> _BRIEF_
Look through the data below. Collect every line where the word "tilordnet" occurs.

(Collected data entries)
****************************************

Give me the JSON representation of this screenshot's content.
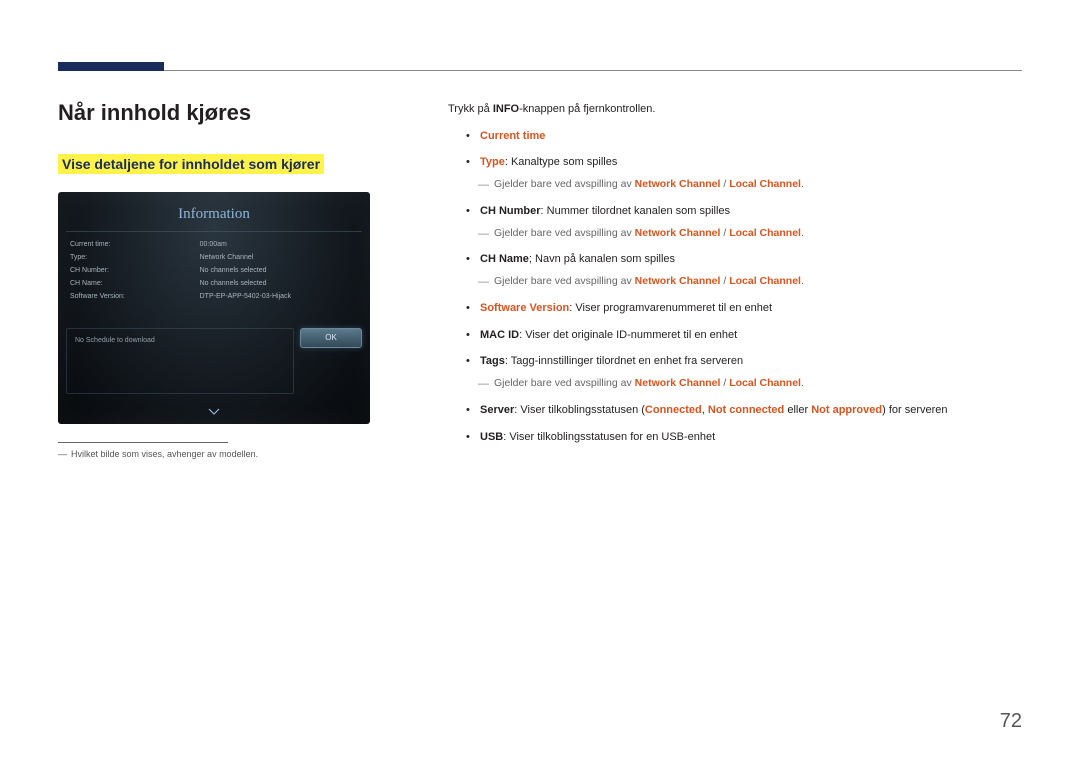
{
  "page_number": "72",
  "h1": "Når innhold kjøres",
  "h2": "Vise detaljene for innholdet som kjører",
  "screenshot": {
    "title": "Information",
    "rows": [
      {
        "label": "Current time:",
        "value": "00:00am"
      },
      {
        "label": "Type:",
        "value": "Network Channel"
      },
      {
        "label": "CH Number:",
        "value": "No channels selected"
      },
      {
        "label": "CH Name:",
        "value": "No channels selected"
      },
      {
        "label": "Software Version:",
        "value": "DTP-EP-APP-5402-03-Hijack"
      }
    ],
    "ok": "OK",
    "schedule_text": "No Schedule to download"
  },
  "footnote": "Hvilket bilde som vises, avhenger av modellen.",
  "intro_a": "Trykk på ",
  "intro_b": "INFO",
  "intro_c": "-knappen på fjernkontrollen.",
  "li1": "Current time",
  "li2": {
    "b": "Type",
    "t": ": Kanaltype som spilles"
  },
  "sub_pre": "Gjelder bare ved avspilling av ",
  "sub_r1": "Network Channel",
  "sub_sep": " / ",
  "sub_r2": "Local Channel",
  "sub_dot": ".",
  "li3": {
    "b": "CH Number",
    "t": ": Nummer tilordnet kanalen som spilles"
  },
  "li4": {
    "b": "CH Name",
    "t": "; Navn på kanalen som spilles"
  },
  "li5": {
    "b": "Software Version",
    "t": ": Viser programvarenummeret til en enhet"
  },
  "li6": {
    "b": "MAC ID",
    "t": ": Viser det originale ID-nummeret til en enhet"
  },
  "li7": {
    "b": "Tags",
    "t": ": Tagg-innstillinger tilordnet en enhet fra serveren"
  },
  "li8": {
    "b": "Server",
    "pre": ": Viser tilkoblingsstatusen (",
    "r1": "Connected",
    "c1": ", ",
    "r2": "Not connected",
    "mid": " eller ",
    "r3": "Not approved",
    "post": ") for serveren"
  },
  "li9": {
    "b": "USB",
    "t": ": Viser tilkoblingsstatusen for en USB-enhet"
  }
}
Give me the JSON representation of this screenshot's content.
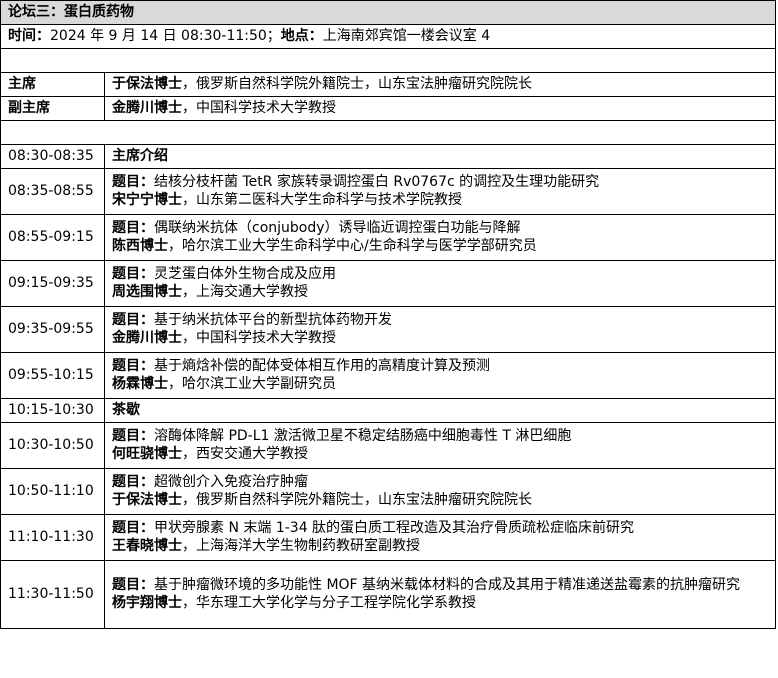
{
  "forum_title": "论坛三：蛋白质药物",
  "info": {
    "time_label": "时间：",
    "time_value": "2024 年 9 月 14 日 08:30-11:50；",
    "place_label": "地点：",
    "place_value": "上海南郊宾馆一楼会议室 4"
  },
  "chairs": [
    {
      "role": "主席",
      "name": "于保法博士",
      "affiliation": "，俄罗斯自然科学院外籍院士，山东宝法肿瘤研究院院长"
    },
    {
      "role": "副主席",
      "name": "金腾川博士",
      "affiliation": "，中国科学技术大学教授"
    }
  ],
  "schedule": [
    {
      "time": "08:30-08:35",
      "plain": "主席介绍"
    },
    {
      "time": "08:35-08:55",
      "topic_label": "题目：",
      "topic": "结核分枝杆菌 TetR 家族转录调控蛋白 Rv0767c 的调控及生理功能研究",
      "speaker": "宋宁宁博士",
      "affiliation": "，山东第二医科大学生命科学与技术学院教授"
    },
    {
      "time": "08:55-09:15",
      "topic_label": "题目：",
      "topic": "偶联纳米抗体（conjubody）诱导临近调控蛋白功能与降解",
      "speaker": "陈西博士",
      "affiliation": "，哈尔滨工业大学生命科学中心/生命科学与医学学部研究员"
    },
    {
      "time": "09:15-09:35",
      "topic_label": "题目：",
      "topic": "灵芝蛋白体外生物合成及应用",
      "speaker": "周选围博士",
      "affiliation": "，上海交通大学教授"
    },
    {
      "time": "09:35-09:55",
      "topic_label": "题目：",
      "topic": "基于纳米抗体平台的新型抗体药物开发",
      "speaker": "金腾川博士",
      "affiliation": "，中国科学技术大学教授"
    },
    {
      "time": "09:55-10:15",
      "topic_label": "题目：",
      "topic": "基于熵焓补偿的配体受体相互作用的高精度计算及预测",
      "speaker": "杨霖博士",
      "affiliation": "，哈尔滨工业大学副研究员"
    },
    {
      "time": "10:15-10:30",
      "plain": "茶歇"
    },
    {
      "time": "10:30-10:50",
      "topic_label": "题目：",
      "topic": "溶酶体降解 PD-L1 激活微卫星不稳定结肠癌中细胞毒性 T 淋巴细胞",
      "speaker": "何旺骁博士",
      "affiliation": "，西安交通大学教授"
    },
    {
      "time": "10:50-11:10",
      "topic_label": "题目：",
      "topic": "超微创介入免疫治疗肿瘤",
      "speaker": "于保法博士",
      "affiliation": "，俄罗斯自然科学院外籍院士，山东宝法肿瘤研究院院长"
    },
    {
      "time": "11:10-11:30",
      "topic_label": "题目：",
      "topic": "甲状旁腺素 N 末端 1-34 肽的蛋白质工程改造及其治疗骨质疏松症临床前研究",
      "speaker": "王春晓博士",
      "affiliation": "，上海海洋大学生物制药教研室副教授"
    },
    {
      "time": "11:30-11:50",
      "topic_label": "题目：",
      "topic": "基于肿瘤微环境的多功能性 MOF 基纳米载体材料的合成及其用于精准递送盐霉素的抗肿瘤研究",
      "speaker": "杨宇翔博士",
      "affiliation": "，华东理工大学化学与分子工程学院化学系教授"
    }
  ]
}
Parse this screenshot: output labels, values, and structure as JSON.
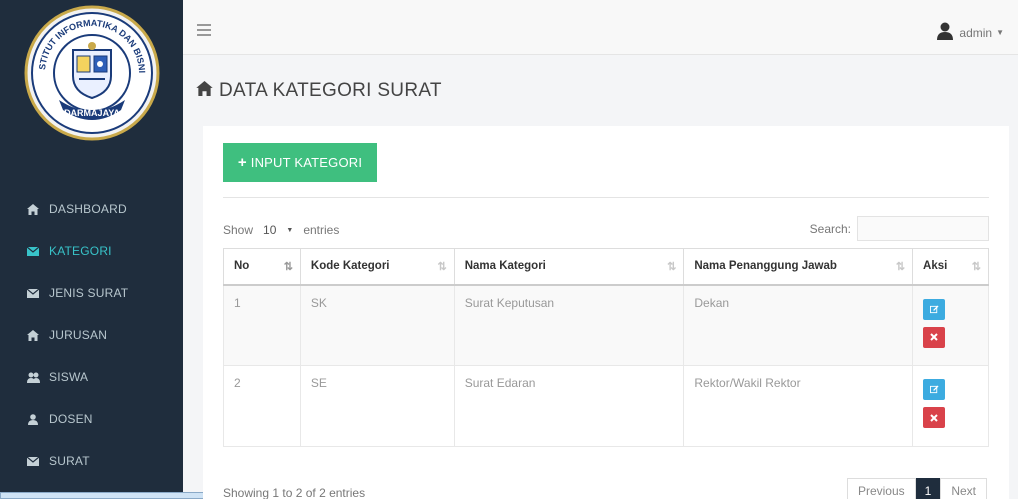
{
  "sidebar": {
    "logo_text_top": "INSTITUT INFORMATIKA DAN BISNIS",
    "logo_text_bottom": "DARMAJAYA",
    "items": [
      {
        "label": "DASHBOARD",
        "icon": "home-icon"
      },
      {
        "label": "KATEGORI",
        "icon": "envelope-icon",
        "active": true
      },
      {
        "label": "JENIS SURAT",
        "icon": "envelope-icon"
      },
      {
        "label": "JURUSAN",
        "icon": "home-icon"
      },
      {
        "label": "SISWA",
        "icon": "users-icon"
      },
      {
        "label": "DOSEN",
        "icon": "user-icon"
      },
      {
        "label": "SURAT",
        "icon": "envelope-icon"
      }
    ]
  },
  "topbar": {
    "user_name": "admin"
  },
  "page": {
    "title": "DATA KATEGORI SURAT"
  },
  "panel": {
    "add_button_label": "INPUT KATEGORI",
    "show_label": "Show",
    "entries_value": "10",
    "entries_label": "entries",
    "search_label": "Search:",
    "search_value": ""
  },
  "table": {
    "headers": [
      "No",
      "Kode Kategori",
      "Nama Kategori",
      "Nama Penanggung Jawab",
      "Aksi"
    ],
    "rows": [
      {
        "no": "1",
        "kode": "SK",
        "nama": "Surat Keputusan",
        "pj": "Dekan"
      },
      {
        "no": "2",
        "kode": "SE",
        "nama": "Surat Edaran",
        "pj": "Rektor/Wakil Rektor"
      }
    ]
  },
  "footer": {
    "info": "Showing 1 to 2 of 2 entries",
    "prev": "Previous",
    "page": "1",
    "next": "Next"
  },
  "colors": {
    "sidebar_bg": "#1f2d3d",
    "active_item": "#38c3c9",
    "add_button": "#3fbf7f",
    "edit_button": "#3cabe0",
    "delete_button": "#d9424a"
  }
}
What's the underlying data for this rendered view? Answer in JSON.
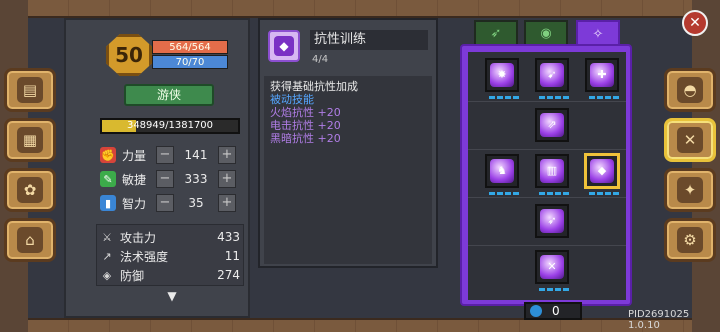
{
  "character": {
    "level": "50",
    "hp": "564/564",
    "mp": "70/70",
    "class_name": "游侠",
    "exp": "348949/1381700",
    "exp_fraction": 0.2525,
    "stats": [
      {
        "label": "力量",
        "value": "141",
        "color": "#d6443a",
        "icon": "fist-icon"
      },
      {
        "label": "敏捷",
        "value": "333",
        "color": "#3cab4a",
        "icon": "feather-icon"
      },
      {
        "label": "智力",
        "value": "35",
        "color": "#3a86d6",
        "icon": "book-icon"
      }
    ],
    "combat": [
      {
        "label": "攻击力",
        "value": "433",
        "icon": "sword-icon"
      },
      {
        "label": "法术强度",
        "value": "11",
        "icon": "wand-icon"
      },
      {
        "label": "防御",
        "value": "274",
        "icon": "shield-icon"
      }
    ]
  },
  "skill_detail": {
    "name": "抗性训练",
    "level": "4/4",
    "description": "获得基础抗性加成",
    "type": "被动技能",
    "effects": [
      "火焰抗性 +20",
      "电击抗性 +20",
      "黑暗抗性 +20"
    ]
  },
  "skill_tree": {
    "points": "0",
    "active_tab_color": "#7d3ad8"
  },
  "version": "PID2691025 1.0.10",
  "left_tabs": [
    "book-icon",
    "map-icon",
    "gear-map-icon",
    "bag-icon"
  ],
  "right_tabs": [
    "helmet-icon",
    "crossed-swords-icon",
    "compass-icon",
    "settings-icon"
  ]
}
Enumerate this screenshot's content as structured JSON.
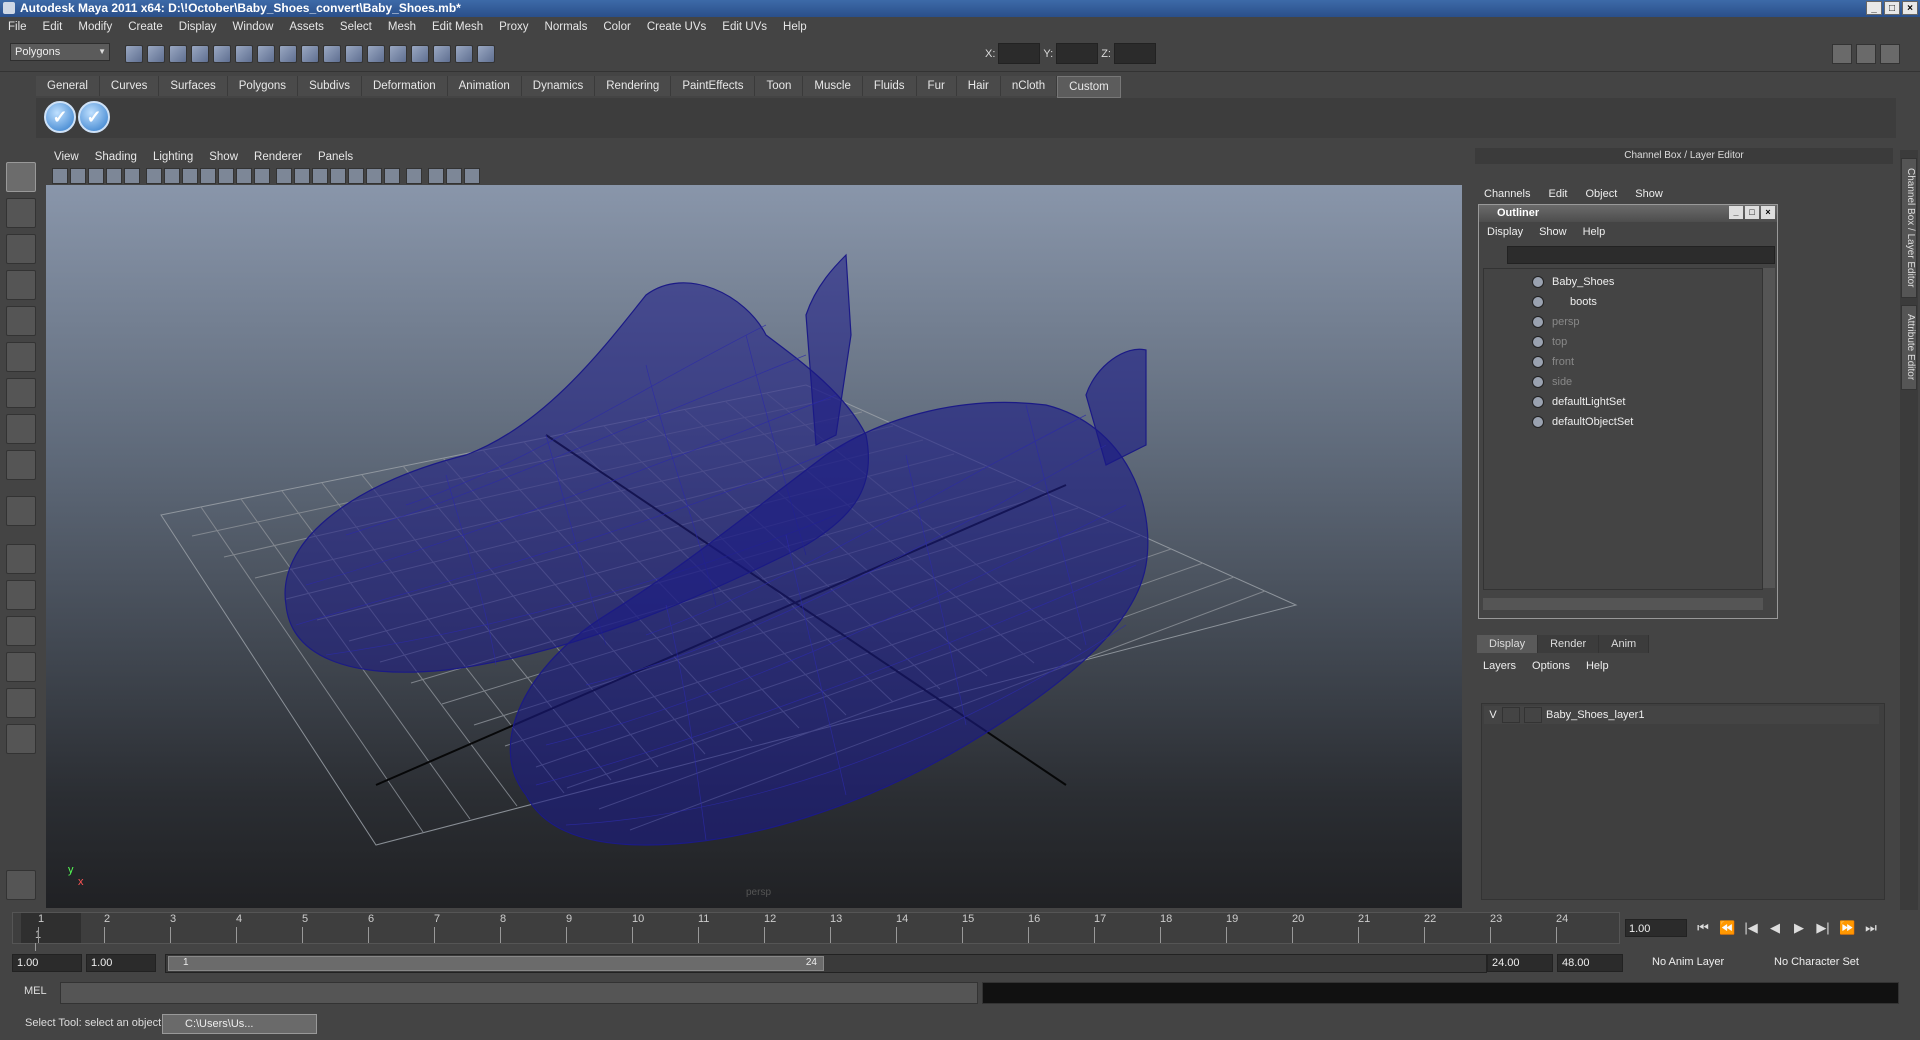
{
  "window": {
    "title": "Autodesk Maya 2011 x64: D:\\!October\\Baby_Shoes_convert\\Baby_Shoes.mb*",
    "buttons": [
      "_",
      "□",
      "×"
    ]
  },
  "menubar": [
    "File",
    "Edit",
    "Modify",
    "Create",
    "Display",
    "Window",
    "Assets",
    "Select",
    "Mesh",
    "Edit Mesh",
    "Proxy",
    "Normals",
    "Color",
    "Create UVs",
    "Edit UVs",
    "Help"
  ],
  "toolbar": {
    "mode": "Polygons",
    "x_label": "X:",
    "y_label": "Y:",
    "z_label": "Z:"
  },
  "shelf": {
    "tabs": [
      "General",
      "Curves",
      "Surfaces",
      "Polygons",
      "Subdivs",
      "Deformation",
      "Animation",
      "Dynamics",
      "Rendering",
      "PaintEffects",
      "Toon",
      "Muscle",
      "Fluids",
      "Fur",
      "Hair",
      "nCloth",
      "Custom"
    ],
    "active_tab": "Custom",
    "buttons": [
      "check-icon",
      "check-icon"
    ]
  },
  "viewport": {
    "menu": [
      "View",
      "Shading",
      "Lighting",
      "Show",
      "Renderer",
      "Panels"
    ],
    "axis_x": "x",
    "axis_y": "y",
    "camera_label": "persp",
    "wire_color": "#1b1a86"
  },
  "channel_box": {
    "title": "Channel Box / Layer Editor",
    "menu": [
      "Channels",
      "Edit",
      "Object",
      "Show"
    ]
  },
  "side_tabs": [
    "Channel Box / Layer Editor",
    "Attribute Editor"
  ],
  "outliner": {
    "title": "Outliner",
    "menu": [
      "Display",
      "Show",
      "Help"
    ],
    "items": [
      {
        "label": "Baby_Shoes",
        "dim": false
      },
      {
        "label": "boots",
        "dim": false
      },
      {
        "label": "persp",
        "dim": true
      },
      {
        "label": "top",
        "dim": true
      },
      {
        "label": "front",
        "dim": true
      },
      {
        "label": "side",
        "dim": true
      },
      {
        "label": "defaultLightSet",
        "dim": false
      },
      {
        "label": "defaultObjectSet",
        "dim": false
      }
    ]
  },
  "layers": {
    "tabs": [
      "Display",
      "Render",
      "Anim"
    ],
    "active_tab": "Display",
    "menu": [
      "Layers",
      "Options",
      "Help"
    ],
    "rows": [
      {
        "visible": "V",
        "name": "Baby_Shoes_layer1"
      }
    ]
  },
  "timeline": {
    "ticks": [
      "1",
      "2",
      "3",
      "4",
      "5",
      "6",
      "7",
      "8",
      "9",
      "10",
      "11",
      "12",
      "13",
      "14",
      "15",
      "16",
      "17",
      "18",
      "19",
      "20",
      "21",
      "22",
      "23",
      "24"
    ],
    "current_frame_label": "1",
    "current_frame": "1.00"
  },
  "range": {
    "start": "1.00",
    "playback_start": "1.00",
    "knob_start": "1",
    "knob_end": "24",
    "playback_end": "24.00",
    "end": "48.00",
    "anim_layer": "No Anim Layer",
    "character_set": "No Character Set"
  },
  "command_line": {
    "label": "MEL"
  },
  "help_line": {
    "text": "Select Tool: select an object",
    "task": "C:\\Users\\Us..."
  }
}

****************************************

> _TASK RESPONSE_
    "t": ": Nummer tilordnet kanalen som spilles"
    "t": ": Tagg-innstillinger tilordnet en enhet fra serveren"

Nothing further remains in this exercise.